----- Rows

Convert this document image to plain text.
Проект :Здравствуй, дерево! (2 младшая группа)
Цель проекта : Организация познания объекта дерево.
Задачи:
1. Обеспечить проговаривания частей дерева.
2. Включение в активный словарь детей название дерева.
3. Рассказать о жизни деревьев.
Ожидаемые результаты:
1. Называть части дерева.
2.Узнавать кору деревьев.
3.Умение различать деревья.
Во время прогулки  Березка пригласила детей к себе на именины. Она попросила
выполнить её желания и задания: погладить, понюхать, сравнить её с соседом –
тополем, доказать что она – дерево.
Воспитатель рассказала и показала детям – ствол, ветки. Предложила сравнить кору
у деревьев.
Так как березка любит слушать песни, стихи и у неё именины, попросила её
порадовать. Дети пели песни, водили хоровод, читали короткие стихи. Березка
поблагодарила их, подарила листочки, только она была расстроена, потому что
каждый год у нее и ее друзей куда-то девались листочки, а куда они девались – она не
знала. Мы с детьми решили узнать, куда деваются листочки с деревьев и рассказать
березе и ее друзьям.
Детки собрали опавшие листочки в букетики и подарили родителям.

----------
----- Rows

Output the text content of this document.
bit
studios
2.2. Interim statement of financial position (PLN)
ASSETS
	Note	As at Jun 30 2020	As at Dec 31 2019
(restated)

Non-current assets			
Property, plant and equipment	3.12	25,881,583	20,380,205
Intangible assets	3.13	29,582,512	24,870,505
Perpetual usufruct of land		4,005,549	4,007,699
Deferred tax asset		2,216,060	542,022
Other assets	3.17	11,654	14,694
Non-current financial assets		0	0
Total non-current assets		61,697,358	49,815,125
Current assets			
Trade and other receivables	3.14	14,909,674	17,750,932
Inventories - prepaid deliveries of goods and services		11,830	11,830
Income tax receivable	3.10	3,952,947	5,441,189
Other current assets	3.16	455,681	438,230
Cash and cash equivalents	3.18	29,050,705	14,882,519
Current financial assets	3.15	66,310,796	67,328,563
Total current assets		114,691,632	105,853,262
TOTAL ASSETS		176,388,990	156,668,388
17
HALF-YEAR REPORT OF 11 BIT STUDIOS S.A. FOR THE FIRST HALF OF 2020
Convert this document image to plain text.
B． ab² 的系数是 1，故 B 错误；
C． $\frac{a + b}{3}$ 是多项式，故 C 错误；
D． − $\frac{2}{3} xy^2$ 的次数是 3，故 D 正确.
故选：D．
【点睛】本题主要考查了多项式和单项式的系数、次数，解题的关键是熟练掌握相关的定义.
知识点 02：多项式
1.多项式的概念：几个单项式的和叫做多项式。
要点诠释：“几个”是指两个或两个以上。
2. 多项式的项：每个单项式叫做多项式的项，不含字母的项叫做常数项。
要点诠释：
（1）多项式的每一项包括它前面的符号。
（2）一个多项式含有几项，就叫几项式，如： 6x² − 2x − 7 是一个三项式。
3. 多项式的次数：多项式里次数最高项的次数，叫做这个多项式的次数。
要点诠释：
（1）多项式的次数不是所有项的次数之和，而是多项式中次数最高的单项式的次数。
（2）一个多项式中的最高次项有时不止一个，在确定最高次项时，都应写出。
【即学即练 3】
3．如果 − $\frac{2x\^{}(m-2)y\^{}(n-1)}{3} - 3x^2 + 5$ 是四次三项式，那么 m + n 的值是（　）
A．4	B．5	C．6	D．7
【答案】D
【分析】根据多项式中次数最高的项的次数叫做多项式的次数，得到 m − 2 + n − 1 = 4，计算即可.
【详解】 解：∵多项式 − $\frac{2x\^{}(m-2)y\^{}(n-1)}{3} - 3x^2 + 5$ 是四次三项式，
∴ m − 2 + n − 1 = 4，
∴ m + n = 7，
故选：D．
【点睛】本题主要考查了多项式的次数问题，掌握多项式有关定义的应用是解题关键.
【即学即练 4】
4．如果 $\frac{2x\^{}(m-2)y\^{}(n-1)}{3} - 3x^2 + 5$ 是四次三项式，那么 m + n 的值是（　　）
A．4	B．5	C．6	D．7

----------

▸ Short problem:
Tell how many lines hold the string "песни", giving the number and nothing else.

▸ Response to this task:
2